start
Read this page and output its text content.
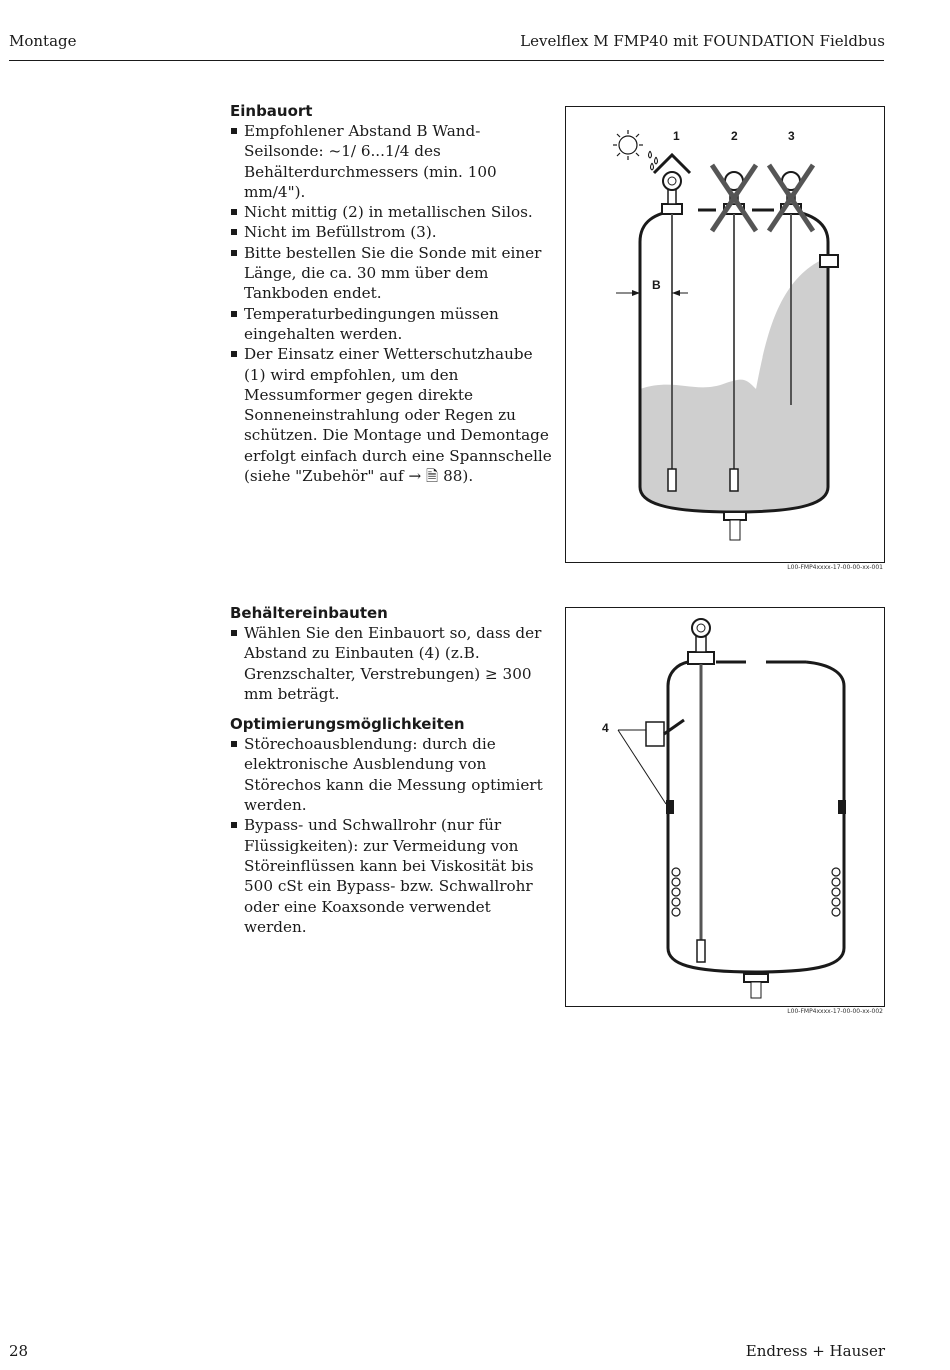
Montage	Levelflex M FMP40 mit FOUNDATION Fieldbus
Einbauort
Empfohlener Abstand B Wand-Seilsonde: ~1/ 6...1/4 des Behälterdurchmessers (min. 100 mm/4").
Nicht mittig (2) in metallischen Silos.
Nicht im Befüllstrom (3).
Bitte bestellen Sie die Sonde mit einer Länge, die ca. 30 mm über dem Tankboden endet.
Temperaturbedingungen müssen eingehalten werden.
Der Einsatz einer Wetterschutzhaube (1) wird empfohlen, um den Messumformer gegen direkte Sonneneinstrahlung oder Regen zu schützen. Die Montage und Demontage erfolgt einfach durch eine Spannschelle (siehe "Zubehör" auf → 🗎 88).
B
1	2	3
L00-FMP4xxxx-17-00-00-xx-001
Behältereinbauten
Wählen Sie den Einbauort so, dass der Abstand zu Einbauten (4) (z.B. Grenzschalter, Verstrebungen) ≥ 300 mm beträgt.
Optimierungsmöglichkeiten
Störechoausblendung: durch die elektronische Ausblendung von Störechos kann die Messung optimiert werden.
Bypass- und Schwallrohr (nur für Flüssigkeiten): zur Vermeidung von Störeinflüssen kann bei Viskosität bis 500 cSt ein Bypass- bzw. Schwallrohr oder eine Koaxsonde verwendet werden.
4
L00-FMP4xxxx-17-00-00-xx-002
28	Endress + Hauser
end
Pick out the lines that contain "Abstand" and copy them.

EXERCISE OUTPUT:
Empfohlener Abstand B Wand-Seilsonde: ~1/ 6...1/4 des Behälterdurchmessers (min. 100 mm/4").
Wählen Sie den Einbauort so, dass der Abstand zu Einbauten (4) (z.B. Grenzschalter, Verstrebungen) ≥ 300 mm beträgt.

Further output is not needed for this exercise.